Set exercise: Print out each record below, unaltered and complete, without its images.

====== Material provided ======

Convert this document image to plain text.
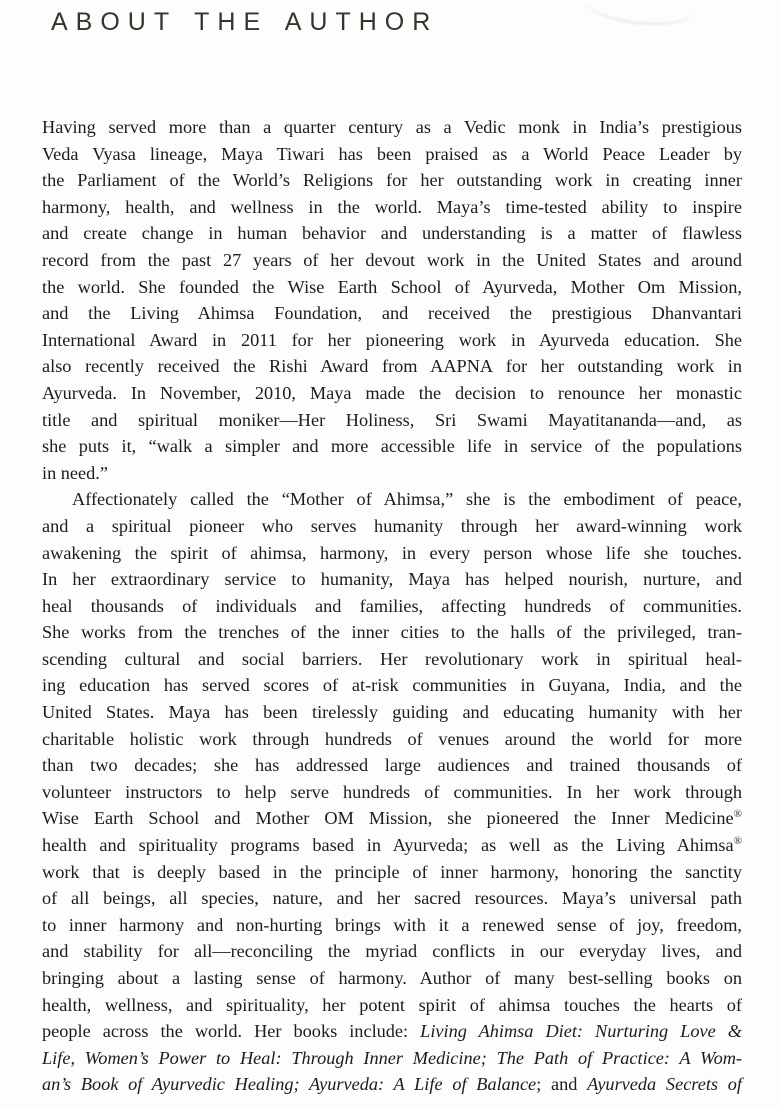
ABOUT THE AUTHOR
Having served more than a quarter century as a Vedic monk in India’s prestigious
Veda Vyasa lineage, Maya Tiwari has been praised as a World Peace Leader by
the Parliament of the World’s Religions for her outstanding work in creating inner
harmony, health, and wellness in the world. Maya’s time-tested ability to inspire
and create change in human behavior and understanding is a matter of flawless
record from the past 27 years of her devout work in the United States and around
the world. She founded the Wise Earth School of Ayurveda, Mother Om Mission,
and the Living Ahimsa Foundation, and received the prestigious Dhanvantari
International Award in 2011 for her pioneering work in Ayurveda education. She
also recently received the Rishi Award from AAPNA for her outstanding work in
Ayurveda. In November, 2010, Maya made the decision to renounce her monastic
title and spiritual moniker—Her Holiness, Sri Swami Mayatitananda—and, as
she puts it, “walk a simpler and more accessible life in service of the populations
in need.”
Affectionately called the “Mother of Ahimsa,” she is the embodiment of peace,
and a spiritual pioneer who serves humanity through her award-winning work
awakening the spirit of ahimsa, harmony, in every person whose life she touches.
In her extraordinary service to humanity, Maya has helped nourish, nurture, and
heal thousands of individuals and families, affecting hundreds of communities.
She works from the trenches of the inner cities to the halls of the privileged, tran-
scending cultural and social barriers. Her revolutionary work in spiritual heal-
ing education has served scores of at-risk communities in Guyana, India, and the
United States. Maya has been tirelessly guiding and educating humanity with her
charitable holistic work through hundreds of venues around the world for more
than two decades; she has addressed large audiences and trained thousands of
volunteer instructors to help serve hundreds of communities. In her work through
Wise Earth School and Mother OM Mission, she pioneered the Inner Medicine®
health and spirituality programs based in Ayurveda; as well as the Living Ahimsa®
work that is deeply based in the principle of inner harmony, honoring the sanctity
of all beings, all species, nature, and her sacred resources. Maya’s universal path
to inner harmony and non-hurting brings with it a renewed sense of joy, freedom,
and stability for all—reconciling the myriad conflicts in our everyday lives, and
bringing about a lasting sense of harmony. Author of many best-selling books on
health, wellness, and spirituality, her potent spirit of ahimsa touches the hearts of
people across the world. Her books include: Living Ahimsa Diet: Nurturing Love &
Life, Women’s Power to Heal: Through Inner Medicine; The Path of Practice: A Wom-
an’s Book of Ayurvedic Healing; Ayurveda: A Life of Balance; and Ayurveda Secrets of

======

Answer below:
Convert this document image to plain text.
ABOUT THE AUTHOR
Having served more than a quarter century as a Vedic monk in India’s prestigious
Veda Vyasa lineage, Maya Tiwari has been praised as a World Peace Leader by
the Parliament of the World’s Religions for her outstanding work in creating inner
harmony, health, and wellness in the world. Maya’s time-tested ability to inspire
and create change in human behavior and understanding is a matter of flawless
record from the past 27 years of her devout work in the United States and around
the world. She founded the Wise Earth School of Ayurveda, Mother Om Mission,
and the Living Ahimsa Foundation, and received the prestigious Dhanvantari
International Award in 2011 for her pioneering work in Ayurveda education. She
also recently received the Rishi Award from AAPNA for her outstanding work in
Ayurveda. In November, 2010, Maya made the decision to renounce her monastic
title and spiritual moniker—Her Holiness, Sri Swami Mayatitananda—and, as
she puts it, “walk a simpler and more accessible life in service of the populations
in need.”
Affectionately called the “Mother of Ahimsa,” she is the embodiment of peace,
and a spiritual pioneer who serves humanity through her award-winning work
awakening the spirit of ahimsa, harmony, in every person whose life she touches.
In her extraordinary service to humanity, Maya has helped nourish, nurture, and
heal thousands of individuals and families, affecting hundreds of communities.
She works from the trenches of the inner cities to the halls of the privileged, tran-
scending cultural and social barriers. Her revolutionary work in spiritual heal-
ing education has served scores of at-risk communities in Guyana, India, and the
United States. Maya has been tirelessly guiding and educating humanity with her
charitable holistic work through hundreds of venues around the world for more
than two decades; she has addressed large audiences and trained thousands of
volunteer instructors to help serve hundreds of communities. In her work through
Wise Earth School and Mother OM Mission, she pioneered the Inner Medicine®
health and spirituality programs based in Ayurveda; as well as the Living Ahimsa®
work that is deeply based in the principle of inner harmony, honoring the sanctity
of all beings, all species, nature, and her sacred resources. Maya’s universal path
to inner harmony and non-hurting brings with it a renewed sense of joy, freedom,
and stability for all—reconciling the myriad conflicts in our everyday lives, and
bringing about a lasting sense of harmony. Author of many best-selling books on
health, wellness, and spirituality, her potent spirit of ahimsa touches the hearts of
people across the world. Her books include: Living Ahimsa Diet: Nurturing Love &
Life, Women’s Power to Heal: Through Inner Medicine; The Path of Practice: A Wom-
an’s Book of Ayurvedic Healing; Ayurveda: A Life of Balance; and Ayurveda Secrets of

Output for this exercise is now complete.